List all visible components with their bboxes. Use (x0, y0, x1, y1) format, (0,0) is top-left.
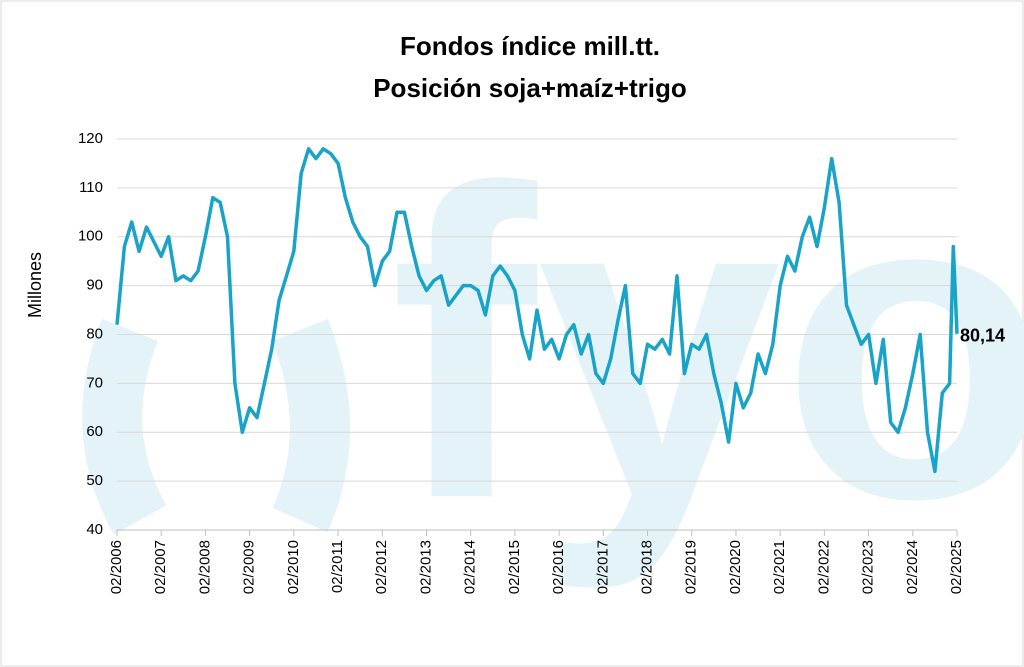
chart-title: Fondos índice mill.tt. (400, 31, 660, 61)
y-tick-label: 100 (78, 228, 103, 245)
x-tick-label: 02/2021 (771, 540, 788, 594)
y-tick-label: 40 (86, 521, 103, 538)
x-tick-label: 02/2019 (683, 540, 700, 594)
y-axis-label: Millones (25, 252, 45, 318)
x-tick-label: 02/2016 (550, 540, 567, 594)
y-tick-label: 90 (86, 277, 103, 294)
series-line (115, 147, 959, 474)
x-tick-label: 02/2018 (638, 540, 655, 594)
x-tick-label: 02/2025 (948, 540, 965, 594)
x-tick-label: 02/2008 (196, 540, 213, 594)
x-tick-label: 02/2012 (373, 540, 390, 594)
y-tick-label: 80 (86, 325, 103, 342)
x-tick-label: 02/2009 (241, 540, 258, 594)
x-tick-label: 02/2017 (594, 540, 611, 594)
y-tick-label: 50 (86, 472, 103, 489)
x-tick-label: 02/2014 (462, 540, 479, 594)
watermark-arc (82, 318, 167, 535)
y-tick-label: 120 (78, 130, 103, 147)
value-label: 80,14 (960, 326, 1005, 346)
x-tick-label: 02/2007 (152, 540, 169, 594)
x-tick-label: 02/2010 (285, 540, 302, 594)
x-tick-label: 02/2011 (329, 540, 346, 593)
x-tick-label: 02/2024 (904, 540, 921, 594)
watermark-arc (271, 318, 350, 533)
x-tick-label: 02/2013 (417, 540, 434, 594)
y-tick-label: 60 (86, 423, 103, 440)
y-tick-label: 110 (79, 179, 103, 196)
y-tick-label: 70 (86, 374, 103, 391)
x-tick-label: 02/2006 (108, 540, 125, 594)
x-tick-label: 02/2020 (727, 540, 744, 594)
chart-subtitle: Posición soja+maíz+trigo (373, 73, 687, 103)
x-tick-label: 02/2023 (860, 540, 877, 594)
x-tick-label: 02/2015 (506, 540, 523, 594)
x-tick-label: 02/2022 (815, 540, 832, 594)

**The task:**
Return all of the rows above verbatim, omitting the pictures.

**Full response:**
List all visible components with their bboxes. Use (x0, y0, x1, y1) format, (0,0) is top-left.
chart-title: Fondos índice mill.tt. (400, 31, 660, 61)
y-tick-label: 100 (78, 228, 103, 245)
x-tick-label: 02/2021 (771, 540, 788, 594)
y-tick-label: 40 (86, 521, 103, 538)
x-tick-label: 02/2019 (683, 540, 700, 594)
y-axis-label: Millones (25, 252, 45, 318)
x-tick-label: 02/2016 (550, 540, 567, 594)
y-tick-label: 90 (86, 277, 103, 294)
series-line (115, 147, 959, 474)
x-tick-label: 02/2018 (638, 540, 655, 594)
x-tick-label: 02/2025 (948, 540, 965, 594)
x-tick-label: 02/2008 (196, 540, 213, 594)
x-tick-label: 02/2012 (373, 540, 390, 594)
y-tick-label: 80 (86, 325, 103, 342)
x-tick-label: 02/2009 (241, 540, 258, 594)
x-tick-label: 02/2017 (594, 540, 611, 594)
y-tick-label: 50 (86, 472, 103, 489)
x-tick-label: 02/2014 (462, 540, 479, 594)
watermark-arc (82, 318, 167, 535)
y-tick-label: 120 (78, 130, 103, 147)
value-label: 80,14 (960, 326, 1005, 346)
x-tick-label: 02/2007 (152, 540, 169, 594)
x-tick-label: 02/2010 (285, 540, 302, 594)
x-tick-label: 02/2011 (329, 540, 346, 593)
x-tick-label: 02/2024 (904, 540, 921, 594)
watermark-arc (271, 318, 350, 533)
x-tick-label: 02/2013 (417, 540, 434, 594)
y-tick-label: 60 (86, 423, 103, 440)
y-tick-label: 110 (79, 179, 103, 196)
y-tick-label: 70 (86, 374, 103, 391)
x-tick-label: 02/2006 (108, 540, 125, 594)
x-tick-label: 02/2020 (727, 540, 744, 594)
chart-subtitle: Posición soja+maíz+trigo (373, 73, 687, 103)
x-tick-label: 02/2023 (860, 540, 877, 594)
x-tick-label: 02/2015 (506, 540, 523, 594)
x-tick-label: 02/2022 (815, 540, 832, 594)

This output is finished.